Search the data below for the word "JSON" and copy each line that holds it.
--- Begin Data provided ---
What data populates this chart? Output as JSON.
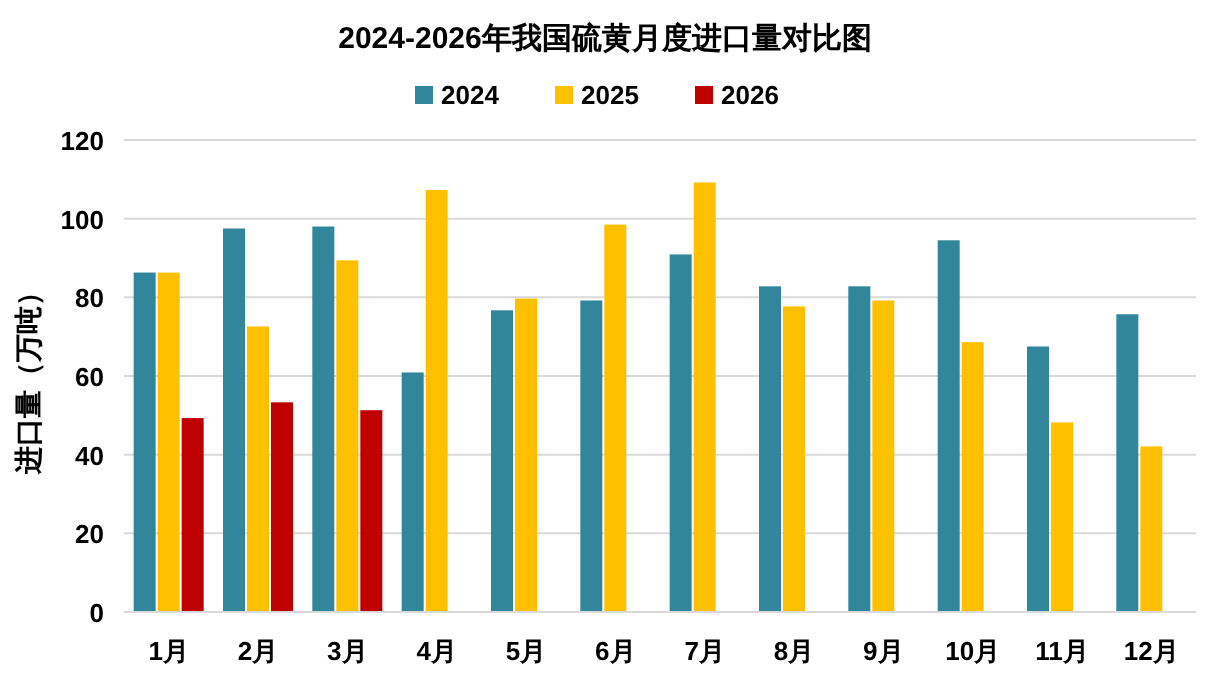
{
  "chart_data": {
    "type": "bar",
    "title": "2024-2026年我国硫黄月度进口量对比图",
    "ylabel": "进口量（万吨）",
    "categories": [
      "1月",
      "2月",
      "3月",
      "4月",
      "5月",
      "6月",
      "7月",
      "8月",
      "9月",
      "10月",
      "11月",
      "12月"
    ],
    "series": [
      {
        "name": "2024",
        "color": "#31869b",
        "values": [
          86.3,
          97.5,
          98,
          60.9,
          76.7,
          79.2,
          90.9,
          82.8,
          82.8,
          94.5,
          67.5,
          75.7
        ]
      },
      {
        "name": "2025",
        "color": "#ffc000",
        "values": [
          86.3,
          72.6,
          89.4,
          107.3,
          79.7,
          98.5,
          109.2,
          77.7,
          79.2,
          68.6,
          48.2,
          42.1
        ]
      },
      {
        "name": "2026",
        "color": "#c00000",
        "values": [
          49.3,
          53.3,
          51.3,
          null,
          null,
          null,
          null,
          null,
          null,
          null,
          null,
          null
        ]
      }
    ],
    "ylim": [
      0,
      120
    ],
    "yticks": [
      0,
      20,
      40,
      60,
      80,
      100,
      120
    ],
    "grid": "y",
    "legend": "top"
  }
}
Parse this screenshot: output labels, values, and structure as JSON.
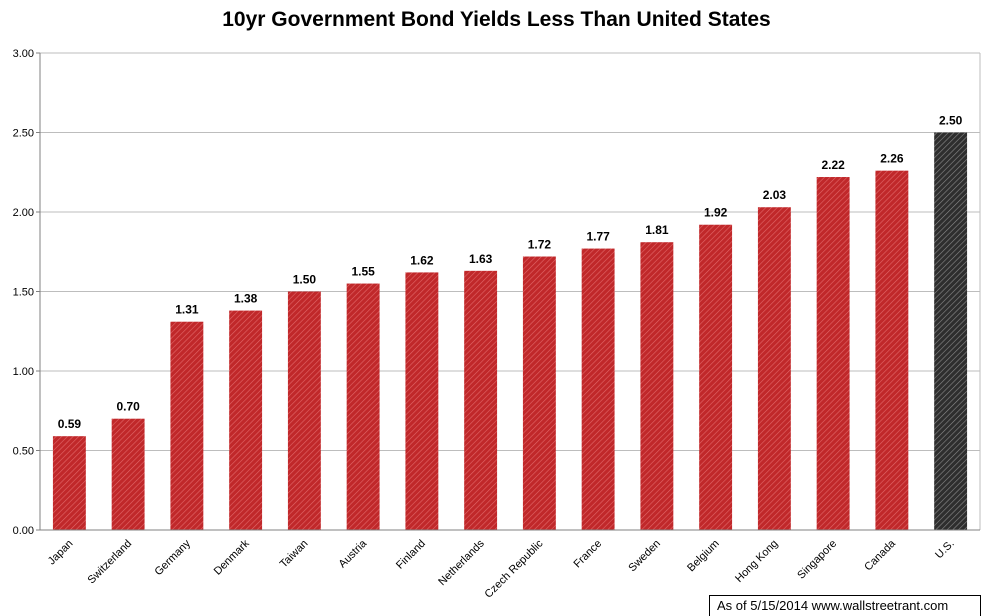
{
  "chart_data": {
    "type": "bar",
    "title": "10yr Government Bond Yields Less Than United States",
    "xlabel": "",
    "ylabel": "",
    "ylim": [
      0,
      3
    ],
    "yticks": [
      "0.00",
      "0.50",
      "1.00",
      "1.50",
      "2.00",
      "2.50",
      "3.00"
    ],
    "grid": true,
    "categories": [
      "Japan",
      "Switzerland",
      "Germany",
      "Denmark",
      "Taiwan",
      "Austria",
      "Finland",
      "Netherlands",
      "Czech Republic",
      "France",
      "Sweden",
      "Belgium",
      "Hong Kong",
      "Singapore",
      "Canada",
      "U.S."
    ],
    "values": [
      0.59,
      0.7,
      1.31,
      1.38,
      1.5,
      1.55,
      1.62,
      1.63,
      1.72,
      1.77,
      1.81,
      1.92,
      2.03,
      2.22,
      2.26,
      2.5
    ],
    "data_labels": [
      "0.59",
      "0.70",
      "1.31",
      "1.38",
      "1.50",
      "1.55",
      "1.62",
      "1.63",
      "1.72",
      "1.77",
      "1.81",
      "1.92",
      "2.03",
      "2.22",
      "2.26",
      "2.50"
    ],
    "highlight_category": "U.S.",
    "colors": {
      "bar": "#c0282a",
      "highlight": "#3a3a3a",
      "grid": "#bdbdbd",
      "axis": "#808080"
    }
  },
  "footer": {
    "source_note": "As of 5/15/2014  www.wallstreetrant.com"
  }
}
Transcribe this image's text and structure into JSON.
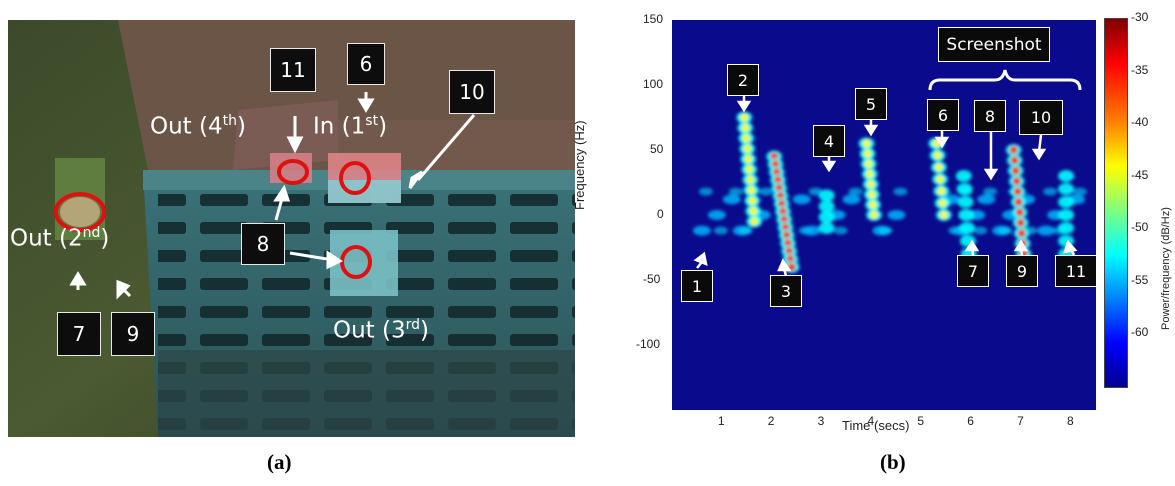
{
  "panel_a": {
    "caption": "(a)",
    "labels": {
      "out_4th_prefix": "Out (4",
      "out_4th_sup": "th",
      "out_4th_suffix": ")",
      "in_1st_prefix": "In (1",
      "in_1st_sup": "st",
      "in_1st_suffix": ")",
      "out_2nd_prefix": "Out (2",
      "out_2nd_sup": "nd",
      "out_2nd_suffix": ")",
      "out_3rd_prefix": "Out (3",
      "out_3rd_sup": "rd",
      "out_3rd_suffix": ")"
    },
    "boxes": {
      "b11": "11",
      "b6": "6",
      "b10": "10",
      "b8": "8",
      "b7": "7",
      "b9": "9"
    }
  },
  "panel_b": {
    "caption": "(b)",
    "xlabel": "Time (secs)",
    "ylabel": "Frequency (Hz)",
    "colorbar_label": "Power/frequency (dB/Hz)",
    "screenshot_label": "Screenshot",
    "x_ticks": [
      "1",
      "2",
      "3",
      "4",
      "5",
      "6",
      "7",
      "8"
    ],
    "y_ticks": [
      "150",
      "100",
      "50",
      "0",
      "-50",
      "-100"
    ],
    "cb_ticks": [
      "-30",
      "-35",
      "-40",
      "-45",
      "-50",
      "-55",
      "-60"
    ],
    "boxes": {
      "s1": "1",
      "s2": "2",
      "s3": "3",
      "s4": "4",
      "s5": "5",
      "s6": "6",
      "s7": "7",
      "s8": "8",
      "s9": "9",
      "s10": "10",
      "s11": "11"
    }
  },
  "chart_data": {
    "type": "heatmap",
    "xlabel": "Time (secs)",
    "ylabel": "Frequency (Hz)",
    "xlim": [
      0,
      8.5
    ],
    "ylim": [
      -150,
      150
    ],
    "colorbar_label": "Power/frequency (dB/Hz)",
    "colorbar_range": [
      -65,
      -30
    ],
    "events": [
      {
        "label": "1",
        "time": 1.0,
        "freq": -20
      },
      {
        "label": "2",
        "time": 1.5,
        "freq": 70
      },
      {
        "label": "3",
        "time": 2.3,
        "freq": -30
      },
      {
        "label": "4",
        "time": 3.1,
        "freq": 10
      },
      {
        "label": "5",
        "time": 3.95,
        "freq": 50
      },
      {
        "label": "6",
        "time": 5.35,
        "freq": 55
      },
      {
        "label": "7",
        "time": 5.9,
        "freq": -30
      },
      {
        "label": "8",
        "time": 6.4,
        "freq": 45
      },
      {
        "label": "9",
        "time": 7.0,
        "freq": -30
      },
      {
        "label": "10",
        "time": 7.3,
        "freq": 35
      },
      {
        "label": "11",
        "time": 7.9,
        "freq": -30
      }
    ]
  }
}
--- End Data provided ---
▶ **Worked answer**:
What data populates this chart? Output as JSON.
Parse this screenshot: output labels, values, and structure as JSON.
Transcribe this image's text and structure into JSON.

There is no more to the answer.